> [What needs to be done] In the entries below, find the lines with the word "name" and copy them.

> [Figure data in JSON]
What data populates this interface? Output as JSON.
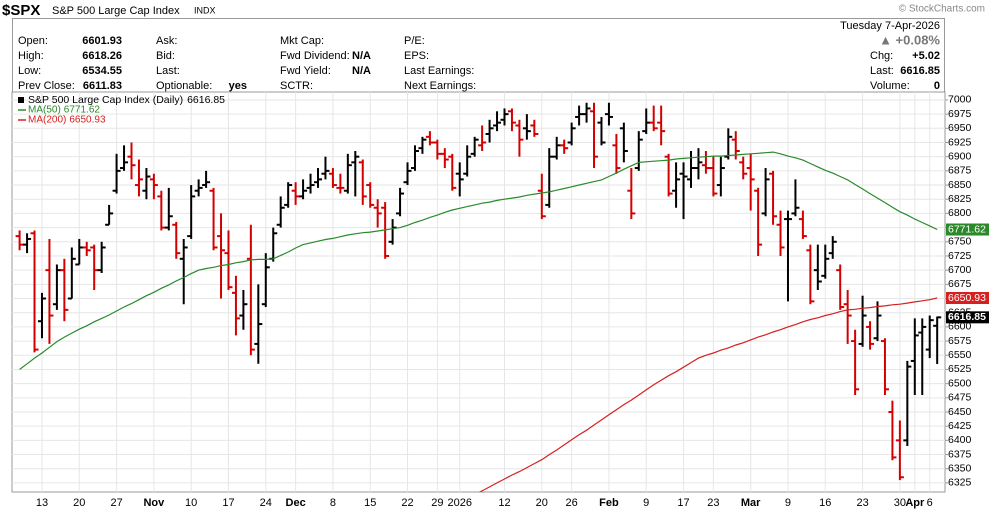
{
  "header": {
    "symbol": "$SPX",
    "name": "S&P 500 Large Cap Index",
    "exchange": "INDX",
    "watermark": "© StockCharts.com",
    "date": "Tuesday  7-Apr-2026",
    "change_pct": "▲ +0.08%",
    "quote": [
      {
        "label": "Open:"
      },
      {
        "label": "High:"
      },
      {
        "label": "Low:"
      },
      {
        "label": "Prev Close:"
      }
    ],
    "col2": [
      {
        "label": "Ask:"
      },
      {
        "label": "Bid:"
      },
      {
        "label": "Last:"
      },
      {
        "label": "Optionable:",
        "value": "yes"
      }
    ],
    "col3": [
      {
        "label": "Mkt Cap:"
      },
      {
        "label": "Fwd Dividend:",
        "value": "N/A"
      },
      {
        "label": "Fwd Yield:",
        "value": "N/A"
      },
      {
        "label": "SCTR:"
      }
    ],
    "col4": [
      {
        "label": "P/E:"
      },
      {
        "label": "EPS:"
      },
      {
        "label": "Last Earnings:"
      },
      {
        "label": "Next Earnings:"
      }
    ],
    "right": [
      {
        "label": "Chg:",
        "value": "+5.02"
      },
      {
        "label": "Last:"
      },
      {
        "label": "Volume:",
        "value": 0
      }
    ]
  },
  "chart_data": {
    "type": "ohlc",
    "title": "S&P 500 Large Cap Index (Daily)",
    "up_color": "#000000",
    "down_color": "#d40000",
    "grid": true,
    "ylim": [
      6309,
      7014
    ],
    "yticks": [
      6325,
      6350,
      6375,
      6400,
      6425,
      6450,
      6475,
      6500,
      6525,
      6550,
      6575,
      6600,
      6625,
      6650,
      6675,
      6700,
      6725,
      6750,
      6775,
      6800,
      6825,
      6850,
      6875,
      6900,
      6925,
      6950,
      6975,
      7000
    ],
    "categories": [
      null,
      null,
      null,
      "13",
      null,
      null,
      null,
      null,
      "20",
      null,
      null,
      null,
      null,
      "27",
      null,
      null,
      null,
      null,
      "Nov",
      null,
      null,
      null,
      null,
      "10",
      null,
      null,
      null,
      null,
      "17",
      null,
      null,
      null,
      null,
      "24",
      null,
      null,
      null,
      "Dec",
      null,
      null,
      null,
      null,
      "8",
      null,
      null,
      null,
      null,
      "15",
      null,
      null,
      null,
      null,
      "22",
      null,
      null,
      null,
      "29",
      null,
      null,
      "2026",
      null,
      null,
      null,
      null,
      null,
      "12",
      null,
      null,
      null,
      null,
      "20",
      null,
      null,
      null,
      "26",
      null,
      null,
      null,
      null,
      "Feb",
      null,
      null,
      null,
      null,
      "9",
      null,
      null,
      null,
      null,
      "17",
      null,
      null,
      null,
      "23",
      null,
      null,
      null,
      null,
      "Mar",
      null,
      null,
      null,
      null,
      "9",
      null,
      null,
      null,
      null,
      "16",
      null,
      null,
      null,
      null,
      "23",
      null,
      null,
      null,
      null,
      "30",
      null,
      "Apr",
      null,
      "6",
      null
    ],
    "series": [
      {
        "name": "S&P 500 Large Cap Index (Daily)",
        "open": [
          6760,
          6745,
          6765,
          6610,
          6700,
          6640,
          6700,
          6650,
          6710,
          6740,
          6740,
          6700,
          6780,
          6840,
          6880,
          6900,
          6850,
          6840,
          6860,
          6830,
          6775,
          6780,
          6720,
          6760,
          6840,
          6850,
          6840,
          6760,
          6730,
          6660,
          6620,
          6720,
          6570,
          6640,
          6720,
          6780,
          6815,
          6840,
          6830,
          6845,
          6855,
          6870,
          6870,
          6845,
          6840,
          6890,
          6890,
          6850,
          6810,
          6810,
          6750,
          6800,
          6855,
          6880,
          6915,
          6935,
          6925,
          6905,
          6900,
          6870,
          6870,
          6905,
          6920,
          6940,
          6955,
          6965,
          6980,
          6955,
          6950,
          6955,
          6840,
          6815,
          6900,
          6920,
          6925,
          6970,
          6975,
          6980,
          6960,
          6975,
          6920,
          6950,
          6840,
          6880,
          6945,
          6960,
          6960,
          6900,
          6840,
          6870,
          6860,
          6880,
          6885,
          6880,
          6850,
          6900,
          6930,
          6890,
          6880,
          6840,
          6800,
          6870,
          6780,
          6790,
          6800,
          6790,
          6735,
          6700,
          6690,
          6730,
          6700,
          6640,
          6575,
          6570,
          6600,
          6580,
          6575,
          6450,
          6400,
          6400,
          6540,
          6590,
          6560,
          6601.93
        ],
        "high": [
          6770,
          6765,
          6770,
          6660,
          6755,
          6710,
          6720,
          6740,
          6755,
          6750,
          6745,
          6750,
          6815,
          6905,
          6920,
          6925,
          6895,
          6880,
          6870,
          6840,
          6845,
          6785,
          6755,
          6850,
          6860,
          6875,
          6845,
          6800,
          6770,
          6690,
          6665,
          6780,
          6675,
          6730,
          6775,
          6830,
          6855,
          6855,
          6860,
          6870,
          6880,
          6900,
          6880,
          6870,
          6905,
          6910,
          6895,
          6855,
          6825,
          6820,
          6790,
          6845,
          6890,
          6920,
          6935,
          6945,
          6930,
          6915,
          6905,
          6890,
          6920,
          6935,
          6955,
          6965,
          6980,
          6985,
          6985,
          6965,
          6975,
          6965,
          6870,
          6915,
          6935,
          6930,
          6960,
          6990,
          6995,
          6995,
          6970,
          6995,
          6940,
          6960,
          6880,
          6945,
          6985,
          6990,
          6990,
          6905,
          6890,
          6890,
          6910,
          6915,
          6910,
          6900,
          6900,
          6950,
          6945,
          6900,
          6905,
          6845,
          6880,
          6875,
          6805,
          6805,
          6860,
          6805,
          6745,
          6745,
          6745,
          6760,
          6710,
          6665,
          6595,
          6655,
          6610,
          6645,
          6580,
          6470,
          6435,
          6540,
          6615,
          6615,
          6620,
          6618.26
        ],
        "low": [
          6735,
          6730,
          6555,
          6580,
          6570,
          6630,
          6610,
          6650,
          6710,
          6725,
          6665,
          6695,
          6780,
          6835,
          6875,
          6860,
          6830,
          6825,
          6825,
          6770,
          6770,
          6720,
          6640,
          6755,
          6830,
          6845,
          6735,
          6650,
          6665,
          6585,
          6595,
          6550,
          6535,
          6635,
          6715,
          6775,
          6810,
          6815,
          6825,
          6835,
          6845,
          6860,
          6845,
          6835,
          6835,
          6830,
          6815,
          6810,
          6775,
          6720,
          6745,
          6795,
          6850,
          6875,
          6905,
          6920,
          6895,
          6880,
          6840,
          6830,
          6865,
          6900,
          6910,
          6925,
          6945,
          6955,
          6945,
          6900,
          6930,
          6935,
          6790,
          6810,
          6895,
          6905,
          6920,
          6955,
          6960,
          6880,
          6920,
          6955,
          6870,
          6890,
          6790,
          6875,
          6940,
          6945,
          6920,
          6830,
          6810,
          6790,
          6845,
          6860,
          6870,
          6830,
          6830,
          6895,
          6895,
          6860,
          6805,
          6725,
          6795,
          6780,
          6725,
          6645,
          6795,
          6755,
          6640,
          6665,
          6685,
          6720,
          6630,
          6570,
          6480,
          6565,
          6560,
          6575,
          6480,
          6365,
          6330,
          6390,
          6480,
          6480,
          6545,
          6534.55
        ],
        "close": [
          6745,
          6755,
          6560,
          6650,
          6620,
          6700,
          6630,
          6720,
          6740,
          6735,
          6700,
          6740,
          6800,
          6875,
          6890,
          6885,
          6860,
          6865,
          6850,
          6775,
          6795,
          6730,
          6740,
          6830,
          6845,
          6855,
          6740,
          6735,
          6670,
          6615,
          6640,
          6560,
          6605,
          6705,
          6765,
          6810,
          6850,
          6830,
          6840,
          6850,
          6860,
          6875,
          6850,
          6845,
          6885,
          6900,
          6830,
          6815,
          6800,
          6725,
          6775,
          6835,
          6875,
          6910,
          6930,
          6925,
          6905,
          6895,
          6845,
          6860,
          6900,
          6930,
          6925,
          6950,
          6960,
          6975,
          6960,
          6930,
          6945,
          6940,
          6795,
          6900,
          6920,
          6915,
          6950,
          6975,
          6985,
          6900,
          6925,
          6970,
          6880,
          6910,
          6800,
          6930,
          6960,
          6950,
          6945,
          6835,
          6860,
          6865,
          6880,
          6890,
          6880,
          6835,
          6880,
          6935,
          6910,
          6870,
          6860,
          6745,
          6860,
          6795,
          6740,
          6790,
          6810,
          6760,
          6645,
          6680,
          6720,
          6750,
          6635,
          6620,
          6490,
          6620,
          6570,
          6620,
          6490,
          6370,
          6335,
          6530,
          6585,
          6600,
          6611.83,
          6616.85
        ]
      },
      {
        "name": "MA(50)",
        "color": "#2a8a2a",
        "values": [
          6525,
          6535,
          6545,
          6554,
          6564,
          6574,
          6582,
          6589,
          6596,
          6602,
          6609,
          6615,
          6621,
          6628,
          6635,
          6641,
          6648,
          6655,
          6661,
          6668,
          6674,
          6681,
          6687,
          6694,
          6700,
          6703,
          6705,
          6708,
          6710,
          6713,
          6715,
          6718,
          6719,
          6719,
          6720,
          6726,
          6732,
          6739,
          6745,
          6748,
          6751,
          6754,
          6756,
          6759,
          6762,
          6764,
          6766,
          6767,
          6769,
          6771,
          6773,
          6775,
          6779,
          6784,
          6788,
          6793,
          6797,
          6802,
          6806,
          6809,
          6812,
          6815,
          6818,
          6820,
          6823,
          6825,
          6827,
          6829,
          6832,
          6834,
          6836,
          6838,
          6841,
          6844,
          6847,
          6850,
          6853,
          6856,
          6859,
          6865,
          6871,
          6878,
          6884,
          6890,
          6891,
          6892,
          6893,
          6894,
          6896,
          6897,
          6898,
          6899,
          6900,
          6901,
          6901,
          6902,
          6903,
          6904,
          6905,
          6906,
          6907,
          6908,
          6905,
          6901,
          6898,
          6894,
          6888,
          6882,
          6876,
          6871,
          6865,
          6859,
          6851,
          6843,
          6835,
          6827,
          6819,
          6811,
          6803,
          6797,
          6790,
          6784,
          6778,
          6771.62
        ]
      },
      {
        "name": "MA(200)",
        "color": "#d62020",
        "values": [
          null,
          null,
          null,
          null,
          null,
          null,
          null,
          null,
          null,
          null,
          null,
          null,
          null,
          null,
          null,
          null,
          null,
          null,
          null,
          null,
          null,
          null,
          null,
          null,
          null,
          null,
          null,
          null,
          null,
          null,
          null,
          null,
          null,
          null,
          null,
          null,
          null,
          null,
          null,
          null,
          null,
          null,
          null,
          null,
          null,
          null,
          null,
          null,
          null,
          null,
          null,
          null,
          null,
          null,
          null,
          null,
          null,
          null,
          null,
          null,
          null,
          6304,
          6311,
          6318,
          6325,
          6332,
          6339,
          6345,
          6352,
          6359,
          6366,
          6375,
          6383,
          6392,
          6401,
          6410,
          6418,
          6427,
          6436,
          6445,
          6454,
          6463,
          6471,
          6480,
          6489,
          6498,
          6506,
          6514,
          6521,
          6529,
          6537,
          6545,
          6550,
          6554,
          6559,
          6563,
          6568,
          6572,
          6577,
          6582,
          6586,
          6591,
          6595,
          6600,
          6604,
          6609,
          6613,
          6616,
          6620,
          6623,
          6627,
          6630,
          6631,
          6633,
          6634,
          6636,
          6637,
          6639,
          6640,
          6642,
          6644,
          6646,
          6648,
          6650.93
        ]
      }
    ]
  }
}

> [Expected answer]
    "name": "S&P 500 Large Cap Index",
        "name": "S&P 500 Large Cap Index (Daily)",
        "name": "MA(50)",
        "name": "MA(200)",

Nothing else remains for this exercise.